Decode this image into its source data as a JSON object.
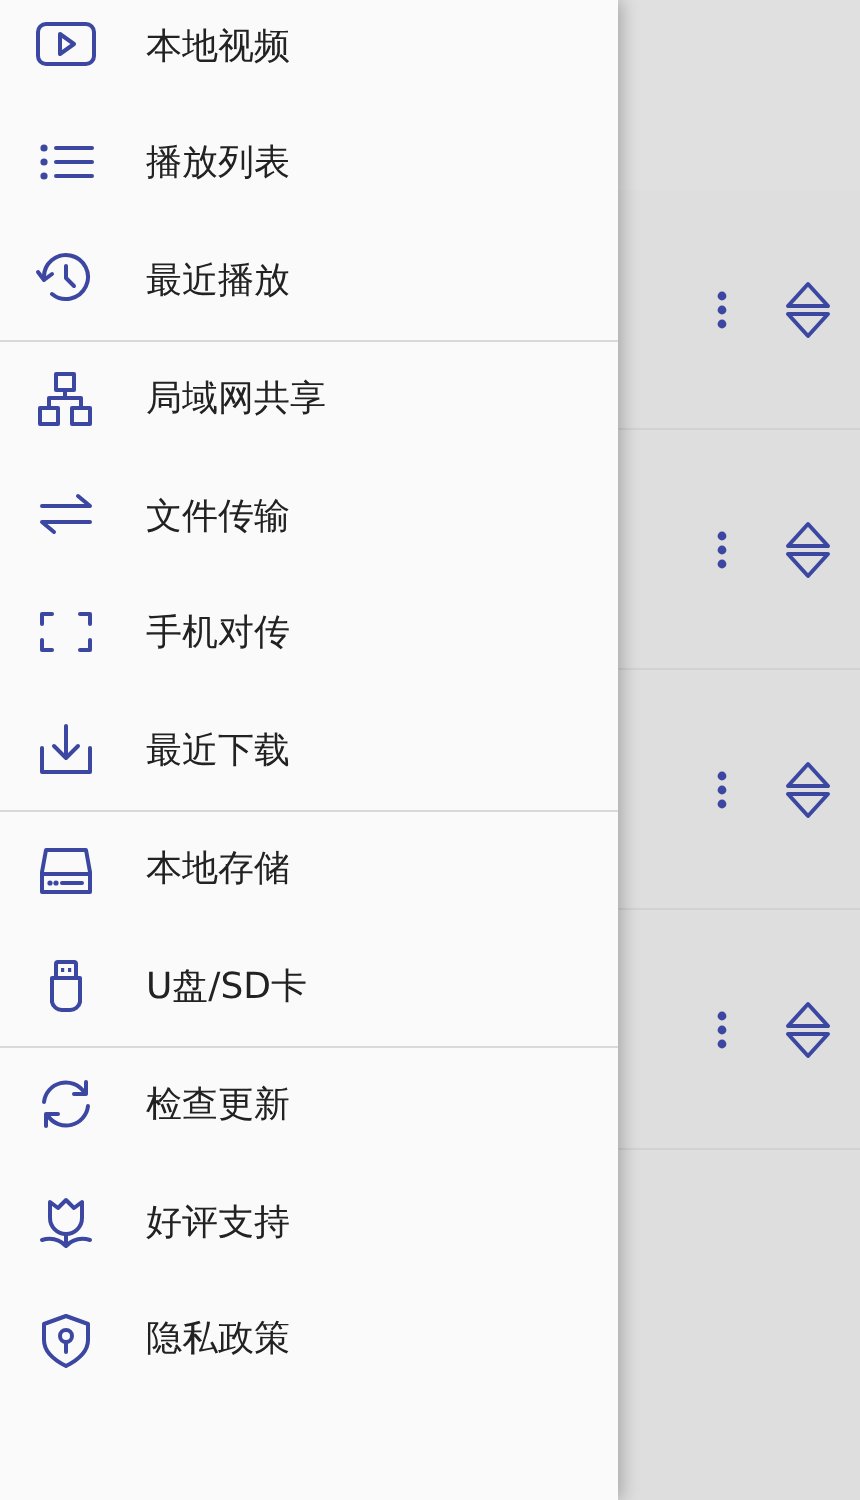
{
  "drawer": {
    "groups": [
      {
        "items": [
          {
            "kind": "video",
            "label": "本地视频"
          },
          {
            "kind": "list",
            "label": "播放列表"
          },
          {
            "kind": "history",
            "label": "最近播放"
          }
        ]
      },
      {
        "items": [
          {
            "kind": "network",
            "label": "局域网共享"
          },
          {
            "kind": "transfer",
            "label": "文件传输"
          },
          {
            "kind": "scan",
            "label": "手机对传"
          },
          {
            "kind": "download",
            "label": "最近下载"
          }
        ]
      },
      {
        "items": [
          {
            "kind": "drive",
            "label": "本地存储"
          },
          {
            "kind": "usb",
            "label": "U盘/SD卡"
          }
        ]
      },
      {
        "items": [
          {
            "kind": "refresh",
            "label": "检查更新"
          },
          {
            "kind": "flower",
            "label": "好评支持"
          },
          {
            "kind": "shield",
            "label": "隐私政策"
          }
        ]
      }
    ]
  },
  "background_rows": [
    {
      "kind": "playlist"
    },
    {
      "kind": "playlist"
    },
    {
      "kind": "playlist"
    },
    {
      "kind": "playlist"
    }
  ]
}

* * *

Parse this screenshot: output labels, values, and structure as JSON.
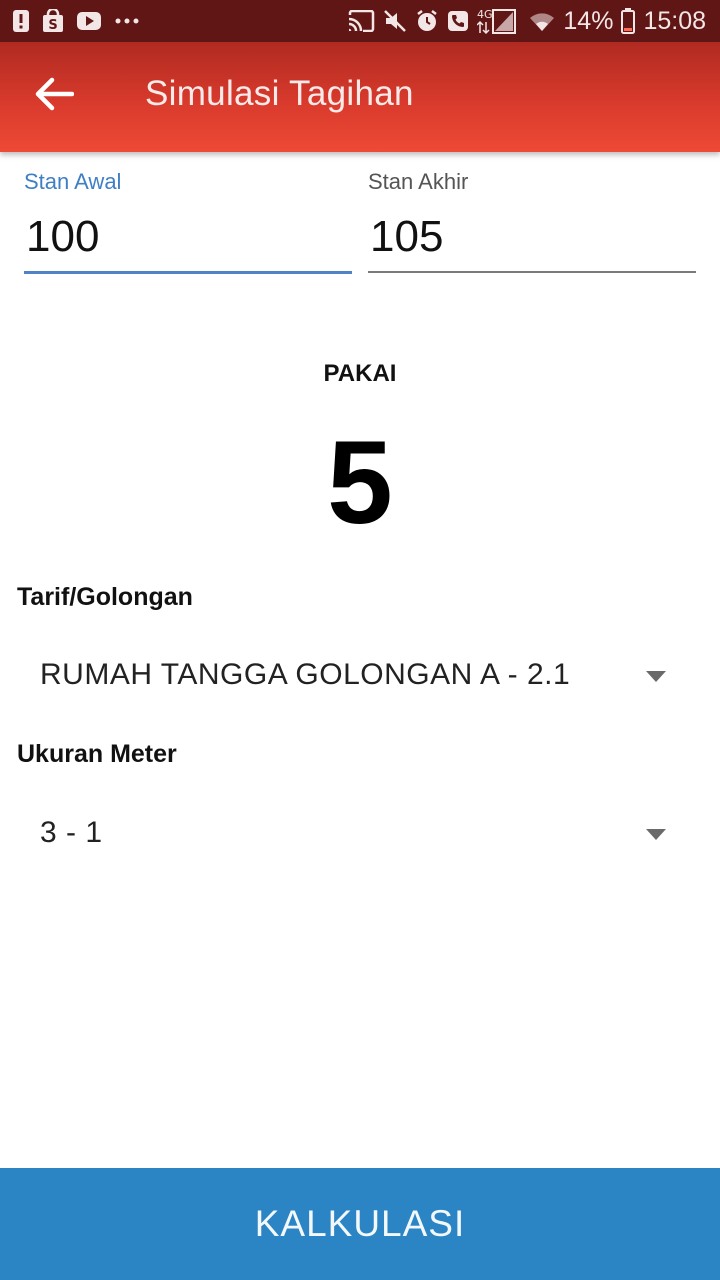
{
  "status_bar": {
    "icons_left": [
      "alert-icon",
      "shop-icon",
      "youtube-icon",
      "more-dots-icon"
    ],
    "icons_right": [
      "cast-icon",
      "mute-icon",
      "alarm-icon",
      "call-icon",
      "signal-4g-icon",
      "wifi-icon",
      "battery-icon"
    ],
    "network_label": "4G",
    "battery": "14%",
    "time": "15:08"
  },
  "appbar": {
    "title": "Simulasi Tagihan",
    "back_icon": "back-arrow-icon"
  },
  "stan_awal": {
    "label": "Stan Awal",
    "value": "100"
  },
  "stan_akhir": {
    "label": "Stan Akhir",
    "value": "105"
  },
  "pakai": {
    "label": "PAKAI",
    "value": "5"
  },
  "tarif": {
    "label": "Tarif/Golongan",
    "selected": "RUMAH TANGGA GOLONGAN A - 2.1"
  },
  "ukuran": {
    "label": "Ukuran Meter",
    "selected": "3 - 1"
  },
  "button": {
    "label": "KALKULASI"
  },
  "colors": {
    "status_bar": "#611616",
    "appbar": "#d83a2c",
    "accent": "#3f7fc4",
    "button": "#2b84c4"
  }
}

[DIRECTIONS] Count how many lines of the listing above include "JSON" and report that number alone.

[RESULT] 2